Bereitgestellter Auszug:
───
Ein weiteres spannendes Detail des Konzepts der Schleuse betrifft die Option der möglichen Stromerzeugung. Die für die Lockströmung erforderliche Wassermenge, die bislang über einen Drosselschieber geregelt wird, könnte auch durch eine kleine Turbine energetisch genutzt werden. „Die Genehmigungen dafür liegen schon vor. Allerdings rechnen wir hier mit keiner großen Strommenge, wenn man von einer Wassermenge von maximal 300 l/s und der Fallhöhe von 5 m ausgeht. Mehr als 10 bis 12 kW sind da nicht zu erwarten. Trotzdem bleibt das eine interessante Option, die wir uns noch vorbehalten“, so Zehender.
───
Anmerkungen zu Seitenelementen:
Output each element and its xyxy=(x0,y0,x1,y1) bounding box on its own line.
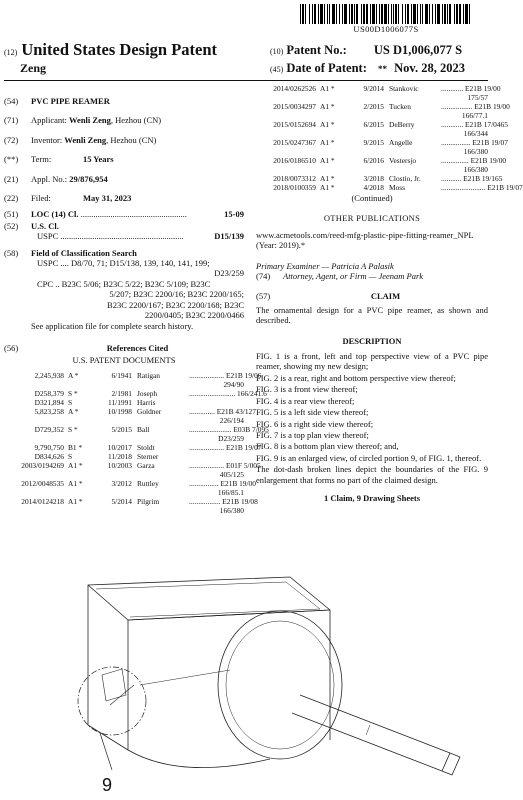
reference-class-continuation: 166/380 xyxy=(219,505,244,515)
barcode-bar xyxy=(314,4,316,24)
reference-kind: A1 * xyxy=(320,102,335,111)
barcode-bar xyxy=(391,4,392,24)
shaft-ring xyxy=(366,725,370,735)
description-line: FIG. 6 is a right side view thereof; xyxy=(256,418,374,429)
attorney-field: (74) Attorney, Agent, or Firm — Jeenam Park xyxy=(256,271,424,282)
barcode-bar xyxy=(329,4,330,24)
cutter-edge xyxy=(110,685,134,705)
reference-row xyxy=(4,496,258,506)
other-publications-heading: OTHER PUBLICATIONS xyxy=(323,213,421,224)
reference-number: 2003/0194269 xyxy=(21,460,64,470)
barcode-bar xyxy=(356,4,358,24)
reference-inventor: Clostio, Jr. xyxy=(389,174,421,183)
applicant-field: (71) Applicant: Wenli Zeng, Hezhou (CN) xyxy=(4,115,162,126)
reference-number: 2018/0100359 xyxy=(273,183,316,192)
reference-kind: A1 * xyxy=(68,460,83,470)
barcode-bar xyxy=(420,4,421,24)
continued-label: (Continued) xyxy=(351,193,393,203)
reference-row xyxy=(256,138,508,147)
reference-date: 5/2014 xyxy=(111,496,132,506)
reference-date: 10/1998 xyxy=(107,406,132,416)
reference-class-continuation: 175/57 xyxy=(467,93,488,102)
reference-class: ....................... E03B 7/095 xyxy=(189,424,269,434)
reference-date: 9/2014 xyxy=(363,84,384,93)
reference-class-continuation: 166/380 xyxy=(463,165,488,174)
reference-inventor: DeBerry xyxy=(389,120,415,129)
reference-class xyxy=(189,398,244,407)
cylinder-bottom-edge xyxy=(128,750,270,768)
cylinder-end xyxy=(218,611,342,759)
barcode-bar xyxy=(344,4,347,24)
barcode-bar xyxy=(354,4,355,24)
reference-class-continuation: 166/344 xyxy=(463,129,488,138)
barcode-bar xyxy=(405,4,406,24)
barcode-bar xyxy=(318,4,319,24)
reference-class-continuation: 405/125 xyxy=(219,469,244,479)
description-line: FIG. 5 is a left side view thereof; xyxy=(256,407,369,418)
reference-inventor: Pilgrim xyxy=(137,496,160,506)
reference-class: ......................... 166/241.6 xyxy=(189,388,267,398)
description-line: FIG. 3 is a front view thereof; xyxy=(256,384,358,395)
right-column xyxy=(256,84,523,503)
reference-row xyxy=(256,174,503,183)
reference-kind: A1 * xyxy=(320,138,335,147)
reference-inventor: Ratigan xyxy=(137,370,160,380)
patent-type-title: (12) United States Design Patent xyxy=(4,40,218,59)
barcode-bar xyxy=(463,4,464,24)
reference-class: ........................ E21B 19/07 xyxy=(441,183,523,192)
reference-number: 2012/0048535 xyxy=(21,478,64,488)
barcode-bar xyxy=(312,4,313,24)
reference-row xyxy=(4,452,244,461)
reference-number: 2015/0247367 xyxy=(273,138,316,147)
barcode-bar xyxy=(332,4,335,24)
reference-date: 3/2018 xyxy=(363,174,384,183)
barcode-bar xyxy=(384,4,387,24)
reference-row xyxy=(256,120,508,129)
reference-class: .............. E21B 43/127 xyxy=(189,406,256,416)
reference-kind: B1 * xyxy=(68,442,83,452)
reference-number: 2015/0034297 xyxy=(273,102,316,111)
barcode-bar xyxy=(413,4,416,24)
barcode-bar xyxy=(372,4,375,24)
reference-number: 2018/0073312 xyxy=(273,174,316,183)
reference-kind: A1 * xyxy=(320,183,335,192)
reference-inventor: Sterner xyxy=(137,451,159,461)
description-line: The dot-dash broken lines depict the boundaries of the FIG. 9 enlargement that forms no part of the claimed design. xyxy=(256,464,488,485)
reference-row xyxy=(256,156,507,165)
patent-number-line: (10) Patent No.: US D1,006,077 S xyxy=(270,43,463,57)
barcode-bar xyxy=(395,4,397,24)
reference-class: ............ E21B 19/00 xyxy=(441,84,501,93)
us-class-field: (52) U.S. Cl. xyxy=(4,220,59,231)
title-field: (54) PVC PIPE REAMER xyxy=(4,96,110,106)
barcode-bar xyxy=(363,4,365,24)
reference-number: 9,790,750 xyxy=(34,442,64,452)
reference-number: D834,626 xyxy=(34,451,64,461)
description-heading: DESCRIPTION xyxy=(342,335,402,346)
reference-date: 11/1991 xyxy=(108,397,132,407)
description-line: FIG. 9 is an enlarged view, of circled portion 9, of FIG. 1, thereof. xyxy=(256,452,482,463)
reference-row xyxy=(4,370,262,380)
right-references-list xyxy=(256,84,523,192)
references-cited-heading: (56) References Cited xyxy=(4,342,169,353)
reference-class-continuation: 166/85.1 xyxy=(217,487,244,497)
reference-class-continuation: 294/90 xyxy=(223,379,244,389)
barcode-bar xyxy=(398,4,399,24)
reference-row xyxy=(4,424,269,434)
application-number-field: (21) Appl. No.: 29/876,954 xyxy=(4,173,108,184)
reference-number: D321,894 xyxy=(34,397,64,407)
reference-class: ............ E21B 17/0465 xyxy=(441,120,508,129)
reference-date: 6/1941 xyxy=(111,370,132,380)
barcode-bar xyxy=(300,4,301,24)
barcode-bar xyxy=(411,4,412,24)
patent-drawing-fig1 xyxy=(30,565,488,795)
barcode-bar xyxy=(459,4,461,24)
block-front-edge xyxy=(128,610,330,740)
barcode-bar xyxy=(456,4,458,24)
reference-number: 2016/0186510 xyxy=(273,156,316,165)
reference-inventor: Ball xyxy=(137,424,150,434)
reference-row xyxy=(4,460,261,470)
other-publication-entry: www.acmetools.com/reed-mfg-plastic-pipe-fitting-reamer_NPL (Year: 2019).* xyxy=(256,229,474,251)
reference-kind: A1 * xyxy=(320,156,335,165)
reference-kind: A1 * xyxy=(320,84,335,93)
reference-inventor: Goldner xyxy=(137,406,162,416)
barcode-bar xyxy=(402,4,403,24)
reference-number: 2014/0262526 xyxy=(273,84,316,93)
reference-class: ........... E21B 19/165 xyxy=(441,174,503,183)
barcode-bar xyxy=(376,4,377,24)
reference-kind: S xyxy=(68,397,73,407)
date-of-patent-line: (45) Date of Patent: ** Nov. 28, 2023 xyxy=(270,61,465,75)
barcode-bar xyxy=(429,4,430,24)
barcode-bar xyxy=(393,4,394,24)
reference-inventor: Stoldt xyxy=(137,442,155,452)
reference-inventor: Moss xyxy=(389,183,406,192)
barcode-bar xyxy=(422,4,423,24)
reference-inventor: Garza xyxy=(137,460,155,470)
reference-kind: A1 * xyxy=(320,120,335,129)
reference-class-continuation: 166/77.1 xyxy=(461,111,488,120)
inventor-field: (72) Inventor: Wenli Zeng, Hezhou (CN) xyxy=(4,134,157,145)
reference-class: ................ E21B 19/00 xyxy=(189,478,256,488)
reference-class: ................. E21B 19/08 xyxy=(189,496,258,506)
reference-date: 5/2015 xyxy=(111,424,132,434)
reference-row xyxy=(4,478,256,488)
cylinder-end-inner xyxy=(226,621,334,749)
term-field: (**) Term: 15 Years xyxy=(4,154,114,165)
reference-kind: S * xyxy=(68,388,78,398)
claims-summary: 1 Claim, 9 Drawing Sheets xyxy=(323,492,421,503)
reference-inventor: Vestersjo xyxy=(389,156,417,165)
barcode-bar xyxy=(442,4,443,24)
reference-kind: S xyxy=(68,451,73,461)
block-left-face xyxy=(88,585,128,750)
reference-row xyxy=(4,442,262,452)
barcode-bar xyxy=(302,4,304,24)
barcode-bar xyxy=(417,4,418,24)
claim-text: The ornamental design for a PVC pipe reamer, as shown and described. xyxy=(256,304,488,326)
filed-field: (22) Filed: May 31, 2023 xyxy=(4,193,132,204)
reference-inventor: Harris xyxy=(137,397,156,407)
cylinder-mid-line xyxy=(140,670,230,685)
barcode-bar xyxy=(305,4,306,24)
description-line: FIG. 4 is a rear view thereof; xyxy=(256,395,355,406)
reference-date: 11/2018 xyxy=(108,451,132,461)
barcode-bar xyxy=(349,4,350,24)
reference-class xyxy=(189,452,244,461)
description-body xyxy=(256,351,488,485)
reference-class: ................. E21B 19/00 xyxy=(441,102,510,111)
reference-row xyxy=(256,84,501,93)
barcode-bar xyxy=(361,4,362,24)
reference-date: 4/2018 xyxy=(363,183,384,192)
reference-kind: A * xyxy=(68,406,79,416)
reference-kind: A * xyxy=(68,370,79,380)
patent-number: US D1,006,077 S xyxy=(373,43,463,57)
uspc-field: USPC .......................................................... D15/139 xyxy=(37,231,244,242)
barcode-bar xyxy=(339,4,340,24)
barcode-bar xyxy=(469,4,470,24)
fig9-callout-label: 9 xyxy=(102,775,113,795)
description-line: FIG. 2 is a rear, right and bottom perspective view thereof; xyxy=(256,372,456,383)
reference-class: ................... E21B 19/06 xyxy=(189,370,262,380)
barcode-bar xyxy=(454,4,455,24)
reference-inventor: Angelle xyxy=(389,138,413,147)
reference-date: 2/2015 xyxy=(363,102,384,111)
patent-barcode xyxy=(300,4,472,24)
description-line: FIG. 1 is a front, left and top perspective view of a PVC pipe reamer, showing my new design; xyxy=(256,351,488,372)
reference-row xyxy=(4,388,267,398)
barcode-bar xyxy=(336,4,337,24)
barcode-bar xyxy=(324,4,325,24)
barcode-bar xyxy=(407,4,409,24)
reference-class-continuation: D23/259 xyxy=(218,433,244,443)
reference-class-continuation: 166/380 xyxy=(463,147,488,156)
reference-inventor: Ruttley xyxy=(137,478,159,488)
barcode-bar xyxy=(309,4,310,24)
reference-number: D258,379 xyxy=(34,388,64,398)
reference-kind: A1 * xyxy=(68,496,83,506)
inventor-surname: Zeng xyxy=(20,61,47,75)
barcode-bar xyxy=(444,4,446,24)
us-patent-documents-heading: U.S. PATENT DOCUMENTS xyxy=(72,355,176,366)
description-line: FIG. 7 is a top plan view thereof; xyxy=(256,429,369,440)
reference-number: 5,823,258 xyxy=(34,406,64,416)
reference-row xyxy=(4,406,256,416)
barcode-bar xyxy=(379,4,380,24)
reference-date: 9/2015 xyxy=(363,138,384,147)
reference-kind: A1 * xyxy=(320,174,335,183)
reference-row xyxy=(256,183,523,192)
reference-class: ................ E21B 19/07 xyxy=(441,138,508,147)
barcode-bar xyxy=(447,4,448,24)
reference-class: ................... E01F 5/005 xyxy=(189,460,261,470)
header-rule xyxy=(4,80,488,81)
loc-class-field: (51) LOC (14) Cl. .................................................. 15-09 xyxy=(4,209,244,220)
barcode-bar xyxy=(449,4,451,24)
barcode-bar xyxy=(437,4,440,24)
reference-inventor: Tucken xyxy=(389,102,411,111)
barcode-bar xyxy=(342,4,343,24)
barcode-bar xyxy=(320,4,323,24)
reference-number: D729,352 xyxy=(34,424,64,434)
barcode-bar xyxy=(327,4,328,24)
reference-row xyxy=(256,102,510,111)
claim-heading: (57) CLAIM xyxy=(256,291,401,302)
reference-date: 10/2003 xyxy=(107,460,132,470)
reference-class-continuation: 226/194 xyxy=(219,415,244,425)
reference-number: 2014/0124218 xyxy=(21,496,64,506)
reference-row xyxy=(4,398,244,407)
reference-class: ................... E21B 19/07 xyxy=(189,442,262,452)
cutter-blade xyxy=(102,669,126,701)
barcode-bar xyxy=(388,4,389,24)
barcode-bar xyxy=(370,4,371,24)
left-references-list xyxy=(4,370,269,515)
reference-date: 6/2015 xyxy=(363,120,384,129)
primary-examiner: Primary Examiner — Patricia A Palasik xyxy=(256,260,394,271)
reference-date: 6/2016 xyxy=(363,156,384,165)
reference-kind: S * xyxy=(68,424,78,434)
left-column xyxy=(4,96,269,515)
barcode-bar xyxy=(366,4,368,24)
reference-date: 10/2017 xyxy=(107,442,132,452)
barcode-bar xyxy=(425,4,428,24)
reference-date: 3/2012 xyxy=(111,478,132,488)
document-number: US00D1006077S xyxy=(353,24,419,34)
barcode-bar xyxy=(465,4,468,24)
reference-number: 2,245,938 xyxy=(34,370,64,380)
barcode-bar xyxy=(381,4,383,24)
barcode-bar xyxy=(432,4,433,24)
barcode-bar xyxy=(435,4,436,24)
search-field-body: USPC .... D8/70, 71; D15/138, 139, 140, 141, 199; D23/259 CPC .. B23C 5/06; B23C 5/22; B23C 5/109; B23C 5/207; B23C 2200/16; B23C 2200/165; B23C 2200/167; B23C 2200/168; B23C 2200/0405; B23C 2200/0466 See application file for complete search history. xyxy=(31,258,244,331)
search-field-label: (58) Field of Classification Search xyxy=(4,247,137,258)
patent-date: Nov. 28, 2023 xyxy=(394,61,465,75)
barcode-bar xyxy=(351,4,353,24)
description-line: FIG. 8 is a bottom plan view thereof; and, xyxy=(256,441,399,452)
reference-date: 2/1981 xyxy=(111,388,132,398)
reference-kind: A1 * xyxy=(68,478,83,488)
reference-inventor: Stankovic xyxy=(389,84,419,93)
reference-inventor: Joseph xyxy=(137,388,158,398)
reference-class: ............... E21B 19/00 xyxy=(441,156,507,165)
reference-number: 2015/0152694 xyxy=(273,120,316,129)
───
Zu erledigen:
Nenne bitte die Leistung, die laut dem Auszug über die Schleuse von einer kleinen Turbine höchstens zu erwarten ist.

Ergebnis:
Mehr als 10 bis 12 kW sind nicht zu erwarten.